TO DO
Would you copy out the whole listing exactly as given?

BEGIN EXERCISE INPUT

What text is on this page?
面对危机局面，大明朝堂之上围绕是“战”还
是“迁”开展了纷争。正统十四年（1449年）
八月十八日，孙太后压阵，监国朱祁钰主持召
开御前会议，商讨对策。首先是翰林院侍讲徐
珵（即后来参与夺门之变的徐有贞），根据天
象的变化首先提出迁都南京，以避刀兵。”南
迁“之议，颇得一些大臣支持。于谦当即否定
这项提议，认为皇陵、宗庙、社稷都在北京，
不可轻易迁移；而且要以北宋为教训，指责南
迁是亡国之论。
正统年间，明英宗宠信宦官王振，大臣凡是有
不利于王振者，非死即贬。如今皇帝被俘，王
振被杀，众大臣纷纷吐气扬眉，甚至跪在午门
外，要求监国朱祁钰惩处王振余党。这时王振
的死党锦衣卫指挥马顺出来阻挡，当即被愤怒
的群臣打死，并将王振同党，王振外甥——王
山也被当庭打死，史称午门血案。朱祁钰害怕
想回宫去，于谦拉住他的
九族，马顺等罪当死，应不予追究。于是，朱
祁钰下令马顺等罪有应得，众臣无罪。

END EXERCISE INPUT

CORRECT RESPONSE
What text is on this page?
面对危机局面，大明朝堂之上围绕是“战”还
是“迁”开展了纷争。正统十四年（1449年）
八月十八日，孙太后压阵，监国朱祁钰主持召
开御前会议，商讨对策。首先是翰林院侍讲徐
珵（即后来参与夺门之变的徐有贞），根据天
象的变化首先提出迁都南京，以避刀兵。”南
迁“之议，颇得一些大臣支持。于谦当即否定
这项提议，认为皇陵、宗庙、社稷都在北京，
不可轻易迁移；而且要以北宋为教训，指责南
迁是亡国之论。
正统年间，明英宗宠信宦官王振，大臣凡是有
不利于王振者，非死即贬。如今皇帝被俘，王
振被杀，众大臣纷纷吐气扬眉，甚至跪在午门
外，要求监国朱祁钰惩处王振余党。这时王振
的死党锦衣卫指挥马顺出来阻挡，当即被愤怒
的群臣打死，并将王振同党，王振外甥——王
山也被当庭打死，史称午门血案。朱祁钰害怕
想回宫去，于谦拉住他的
九族，马顺等罪当死，应不予追究。于是，朱
祁钰下令马顺等罪有应得，众臣无罪。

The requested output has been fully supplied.